### Exercise objective
State the number of lines that contain "Shafts", with no other text.

### Data supplied
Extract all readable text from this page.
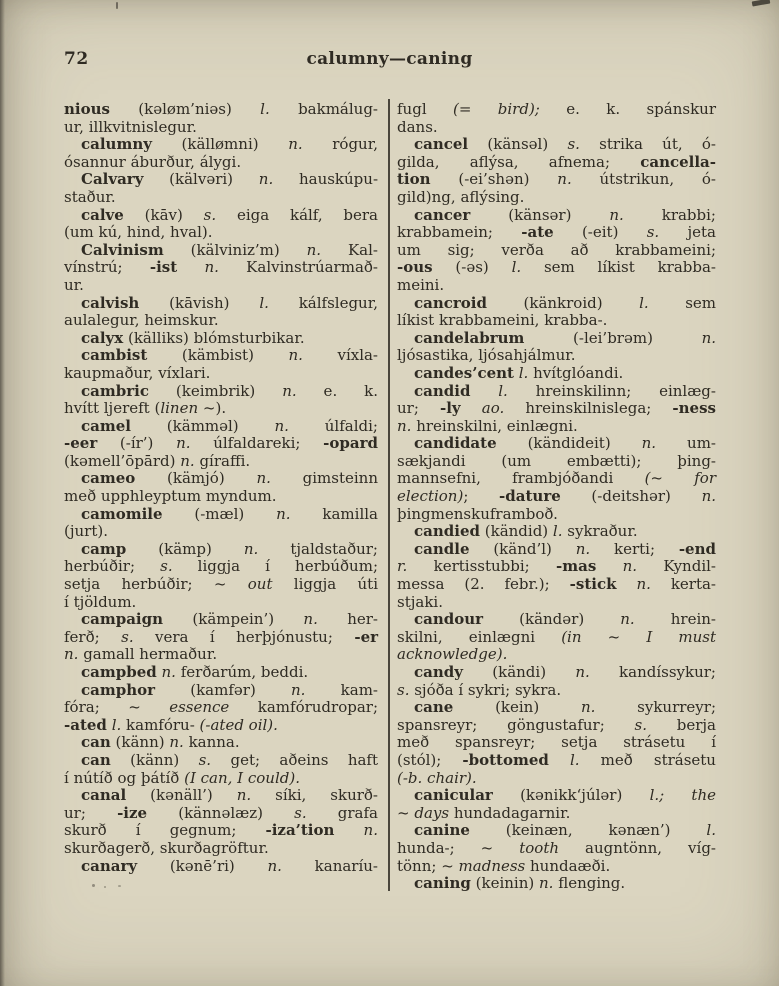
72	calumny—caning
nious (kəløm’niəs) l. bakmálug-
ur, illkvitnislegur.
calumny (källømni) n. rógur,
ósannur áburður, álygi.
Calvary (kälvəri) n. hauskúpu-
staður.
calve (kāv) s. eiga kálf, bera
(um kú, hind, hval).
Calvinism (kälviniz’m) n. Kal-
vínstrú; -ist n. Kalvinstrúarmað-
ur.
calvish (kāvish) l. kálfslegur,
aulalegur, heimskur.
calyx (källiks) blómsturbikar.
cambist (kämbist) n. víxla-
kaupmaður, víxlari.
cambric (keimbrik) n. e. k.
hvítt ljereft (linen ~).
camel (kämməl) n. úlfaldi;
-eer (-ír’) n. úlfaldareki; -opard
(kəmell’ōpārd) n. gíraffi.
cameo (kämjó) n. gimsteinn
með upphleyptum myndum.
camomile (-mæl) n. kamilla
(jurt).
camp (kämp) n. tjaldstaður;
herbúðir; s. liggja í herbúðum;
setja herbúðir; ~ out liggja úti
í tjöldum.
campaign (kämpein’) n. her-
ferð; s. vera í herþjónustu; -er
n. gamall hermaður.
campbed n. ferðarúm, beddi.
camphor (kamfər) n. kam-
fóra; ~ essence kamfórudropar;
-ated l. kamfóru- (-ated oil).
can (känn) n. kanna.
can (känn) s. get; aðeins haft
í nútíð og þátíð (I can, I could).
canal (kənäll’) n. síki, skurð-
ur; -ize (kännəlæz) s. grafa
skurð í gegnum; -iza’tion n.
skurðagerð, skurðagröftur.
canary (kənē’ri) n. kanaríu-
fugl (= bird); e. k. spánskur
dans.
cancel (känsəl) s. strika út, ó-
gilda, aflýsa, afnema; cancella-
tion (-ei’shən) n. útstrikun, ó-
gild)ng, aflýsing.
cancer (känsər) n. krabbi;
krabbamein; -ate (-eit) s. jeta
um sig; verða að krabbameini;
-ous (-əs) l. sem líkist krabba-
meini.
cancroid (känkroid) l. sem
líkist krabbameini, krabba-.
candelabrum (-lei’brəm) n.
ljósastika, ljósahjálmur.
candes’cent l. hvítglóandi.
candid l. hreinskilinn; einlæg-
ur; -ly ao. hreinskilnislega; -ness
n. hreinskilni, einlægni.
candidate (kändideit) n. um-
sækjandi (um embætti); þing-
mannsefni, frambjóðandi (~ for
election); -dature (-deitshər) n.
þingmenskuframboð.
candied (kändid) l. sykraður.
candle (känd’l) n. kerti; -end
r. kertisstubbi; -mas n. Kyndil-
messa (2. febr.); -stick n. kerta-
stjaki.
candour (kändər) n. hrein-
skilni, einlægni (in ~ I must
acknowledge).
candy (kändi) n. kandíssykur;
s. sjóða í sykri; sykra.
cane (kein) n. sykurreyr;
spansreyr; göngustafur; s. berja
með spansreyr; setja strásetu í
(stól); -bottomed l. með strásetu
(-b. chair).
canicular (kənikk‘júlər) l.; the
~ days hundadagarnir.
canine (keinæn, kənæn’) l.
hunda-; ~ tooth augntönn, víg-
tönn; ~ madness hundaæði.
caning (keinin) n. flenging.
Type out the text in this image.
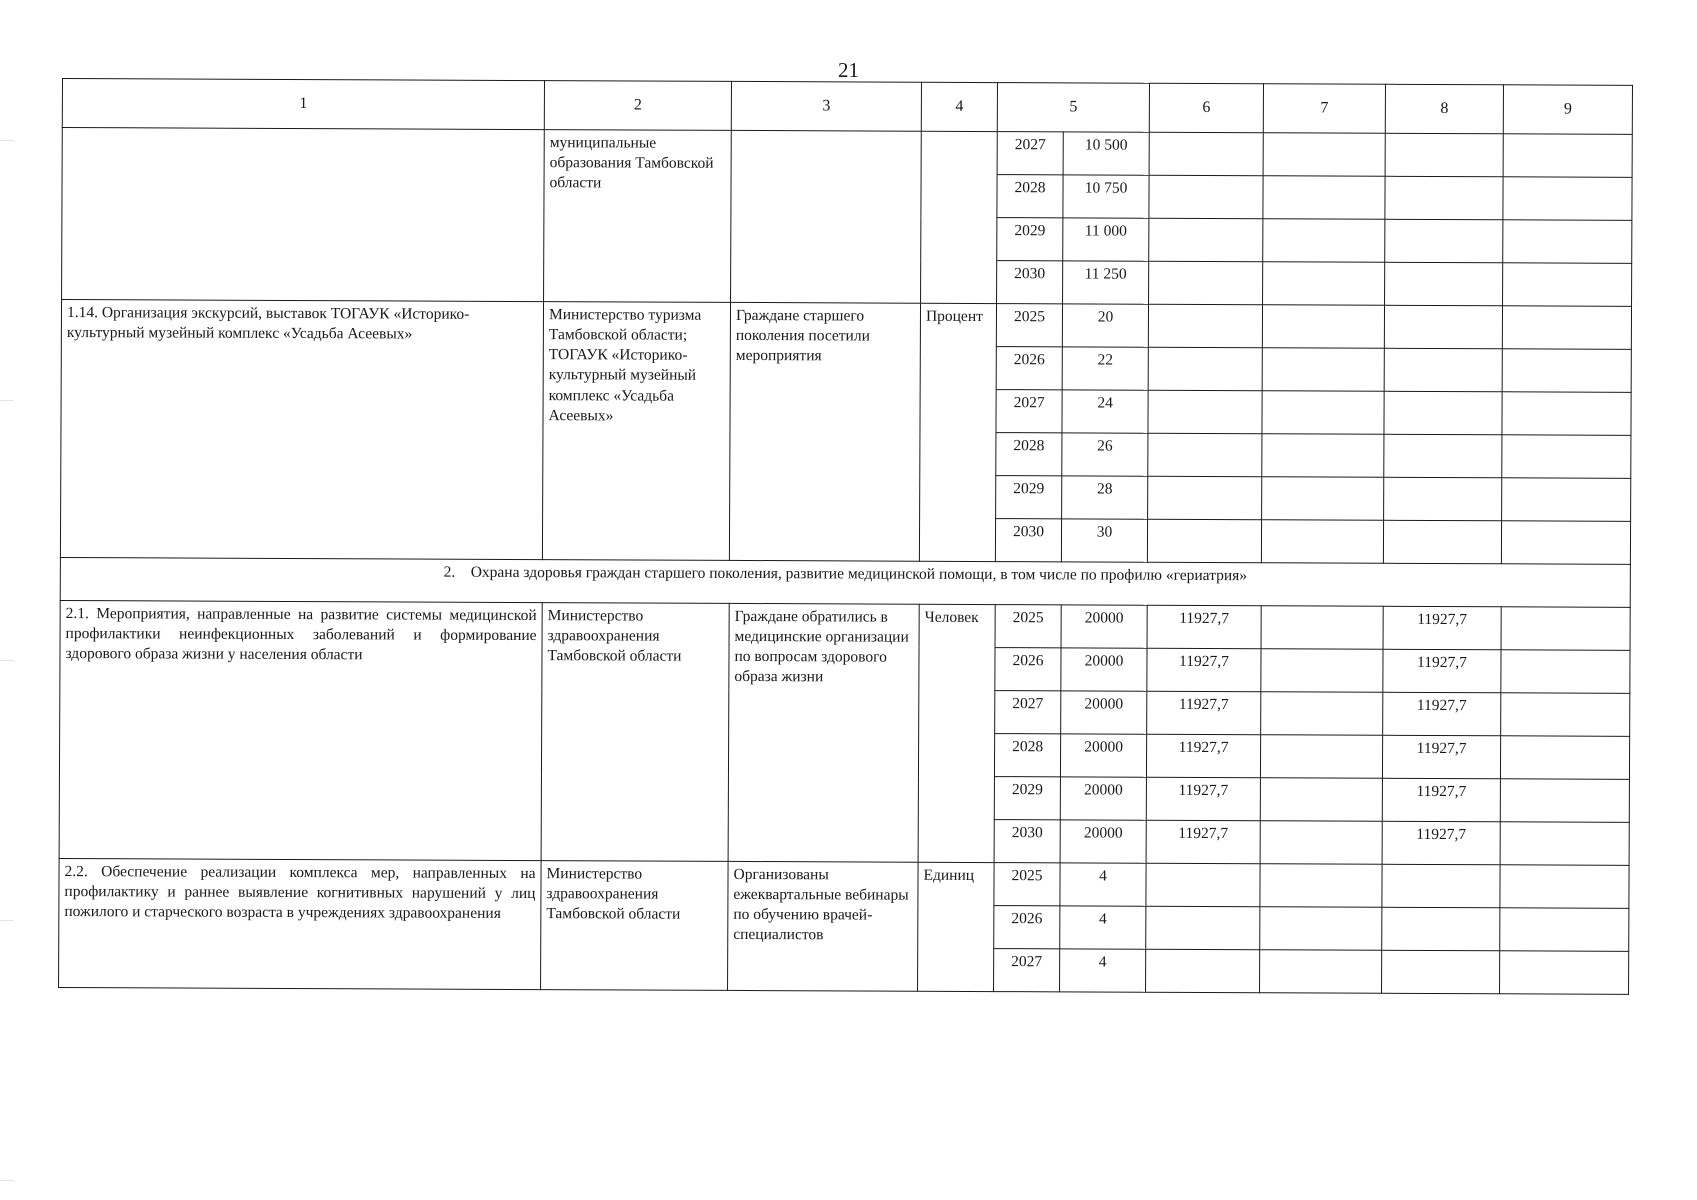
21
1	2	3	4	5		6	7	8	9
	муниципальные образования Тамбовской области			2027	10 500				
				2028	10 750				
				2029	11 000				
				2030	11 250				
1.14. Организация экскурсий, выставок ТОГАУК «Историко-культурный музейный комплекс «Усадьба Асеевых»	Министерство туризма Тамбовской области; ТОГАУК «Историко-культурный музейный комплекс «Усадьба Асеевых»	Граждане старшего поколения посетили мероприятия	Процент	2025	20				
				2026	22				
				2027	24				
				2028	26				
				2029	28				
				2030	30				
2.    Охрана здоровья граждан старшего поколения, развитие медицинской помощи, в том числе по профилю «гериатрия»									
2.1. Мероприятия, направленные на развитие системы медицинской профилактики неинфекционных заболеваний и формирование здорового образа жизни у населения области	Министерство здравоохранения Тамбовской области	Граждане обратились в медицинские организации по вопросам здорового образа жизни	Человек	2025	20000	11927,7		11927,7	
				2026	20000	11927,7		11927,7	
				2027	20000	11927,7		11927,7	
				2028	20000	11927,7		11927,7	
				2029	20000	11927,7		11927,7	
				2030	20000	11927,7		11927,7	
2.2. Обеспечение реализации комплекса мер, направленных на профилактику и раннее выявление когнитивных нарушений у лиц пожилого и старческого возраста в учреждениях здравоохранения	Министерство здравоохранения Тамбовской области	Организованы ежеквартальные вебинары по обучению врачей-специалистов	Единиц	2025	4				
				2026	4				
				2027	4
==
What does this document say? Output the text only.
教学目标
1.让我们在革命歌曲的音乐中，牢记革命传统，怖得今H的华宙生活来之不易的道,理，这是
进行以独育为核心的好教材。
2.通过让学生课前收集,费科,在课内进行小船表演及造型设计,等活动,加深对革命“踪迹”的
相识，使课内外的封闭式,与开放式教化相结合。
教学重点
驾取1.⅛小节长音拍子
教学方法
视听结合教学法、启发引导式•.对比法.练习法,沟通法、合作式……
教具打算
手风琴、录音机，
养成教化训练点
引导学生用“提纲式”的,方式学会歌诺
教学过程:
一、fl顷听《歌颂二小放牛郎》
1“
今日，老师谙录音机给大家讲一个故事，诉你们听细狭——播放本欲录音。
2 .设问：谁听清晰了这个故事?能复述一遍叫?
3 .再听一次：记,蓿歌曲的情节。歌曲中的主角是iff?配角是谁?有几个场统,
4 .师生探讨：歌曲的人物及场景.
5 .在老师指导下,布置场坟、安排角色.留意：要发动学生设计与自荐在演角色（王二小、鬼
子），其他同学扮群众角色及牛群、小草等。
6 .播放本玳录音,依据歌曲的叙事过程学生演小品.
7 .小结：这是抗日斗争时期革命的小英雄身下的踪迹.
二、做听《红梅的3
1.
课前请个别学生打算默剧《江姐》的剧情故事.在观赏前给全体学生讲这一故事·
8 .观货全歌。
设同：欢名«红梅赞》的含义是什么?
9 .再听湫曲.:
--
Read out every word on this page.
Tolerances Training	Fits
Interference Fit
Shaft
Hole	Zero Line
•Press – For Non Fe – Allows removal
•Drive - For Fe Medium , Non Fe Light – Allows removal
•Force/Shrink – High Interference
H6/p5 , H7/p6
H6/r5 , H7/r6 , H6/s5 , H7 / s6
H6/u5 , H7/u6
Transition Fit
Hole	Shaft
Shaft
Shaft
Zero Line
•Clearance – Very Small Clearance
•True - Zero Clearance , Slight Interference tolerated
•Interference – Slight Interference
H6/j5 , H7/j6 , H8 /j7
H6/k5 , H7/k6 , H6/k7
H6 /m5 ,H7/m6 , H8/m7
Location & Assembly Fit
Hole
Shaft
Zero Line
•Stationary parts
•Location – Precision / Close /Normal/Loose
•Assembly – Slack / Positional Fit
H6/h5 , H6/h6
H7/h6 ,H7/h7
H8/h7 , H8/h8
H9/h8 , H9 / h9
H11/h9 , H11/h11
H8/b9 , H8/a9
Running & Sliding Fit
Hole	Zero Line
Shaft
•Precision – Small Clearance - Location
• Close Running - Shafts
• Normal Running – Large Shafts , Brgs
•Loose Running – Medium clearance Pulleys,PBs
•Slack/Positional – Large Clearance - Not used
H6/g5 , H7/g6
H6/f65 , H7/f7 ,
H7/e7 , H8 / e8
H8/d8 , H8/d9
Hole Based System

### Task answer
2